>> Begin Dataset entries

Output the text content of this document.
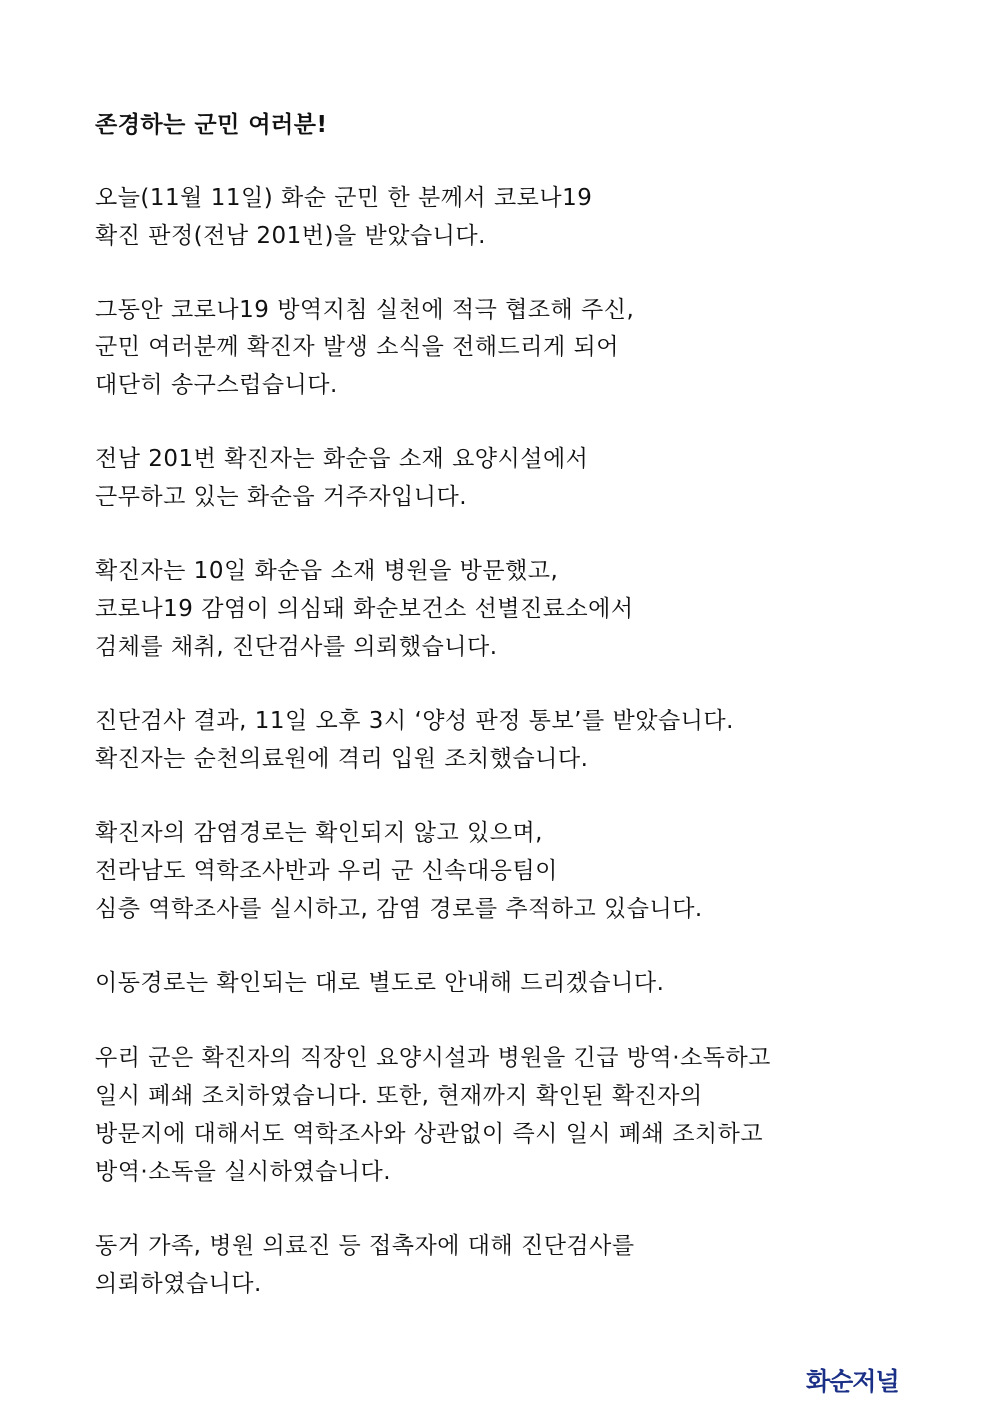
존경하는 군민 여러분!
오늘(11월 11일) 화순 군민 한 분께서 코로나19
확진 판정(전남 201번)을 받았습니다.
그동안 코로나19 방역지침 실천에 적극 협조해 주신,
군민 여러분께 확진자 발생 소식을 전해드리게 되어
대단히 송구스럽습니다.
전남 201번 확진자는 화순읍 소재 요양시설에서
근무하고 있는 화순읍 거주자입니다.
확진자는 10일 화순읍 소재 병원을 방문했고,
코로나19 감염이 의심돼 화순보건소 선별진료소에서
검체를 채취, 진단검사를 의뢰했습니다.
진단검사 결과, 11일 오후 3시 ‘양성 판정 통보’를 받았습니다.
확진자는 순천의료원에 격리 입원 조치했습니다.
확진자의 감염경로는 확인되지 않고 있으며,
전라남도 역학조사반과 우리 군 신속대응팀이
심층 역학조사를 실시하고, 감염 경로를 추적하고 있습니다.
이동경로는 확인되는 대로 별도로 안내해 드리겠습니다.
우리 군은 확진자의 직장인 요양시설과 병원을 긴급 방역·소독하고
일시 폐쇄 조치하였습니다. 또한, 현재까지 확인된 확진자의
방문지에 대해서도 역학조사와 상관없이 즉시 일시 폐쇄 조치하고
방역·소독을 실시하였습니다.
동거 가족, 병원 의료진 등 접촉자에 대해 진단검사를
의뢰하였습니다.
화순저널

>> End Dataset entries

- _Work instructions_
Restate each entry word for word, please, but drop any images it holds.

- _The response_
Output the text content of this document.
존경하는 군민 여러분!
오늘(11월 11일) 화순 군민 한 분께서 코로나19
확진 판정(전남 201번)을 받았습니다.
그동안 코로나19 방역지침 실천에 적극 협조해 주신,
군민 여러분께 확진자 발생 소식을 전해드리게 되어
대단히 송구스럽습니다.
전남 201번 확진자는 화순읍 소재 요양시설에서
근무하고 있는 화순읍 거주자입니다.
확진자는 10일 화순읍 소재 병원을 방문했고,
코로나19 감염이 의심돼 화순보건소 선별진료소에서
검체를 채취, 진단검사를 의뢰했습니다.
진단검사 결과, 11일 오후 3시 ‘양성 판정 통보’를 받았습니다.
확진자는 순천의료원에 격리 입원 조치했습니다.
확진자의 감염경로는 확인되지 않고 있으며,
전라남도 역학조사반과 우리 군 신속대응팀이
심층 역학조사를 실시하고, 감염 경로를 추적하고 있습니다.
이동경로는 확인되는 대로 별도로 안내해 드리겠습니다.
우리 군은 확진자의 직장인 요양시설과 병원을 긴급 방역·소독하고
일시 폐쇄 조치하였습니다. 또한, 현재까지 확인된 확진자의
방문지에 대해서도 역학조사와 상관없이 즉시 일시 폐쇄 조치하고
방역·소독을 실시하였습니다.
동거 가족, 병원 의료진 등 접촉자에 대해 진단검사를
의뢰하였습니다.
화순저널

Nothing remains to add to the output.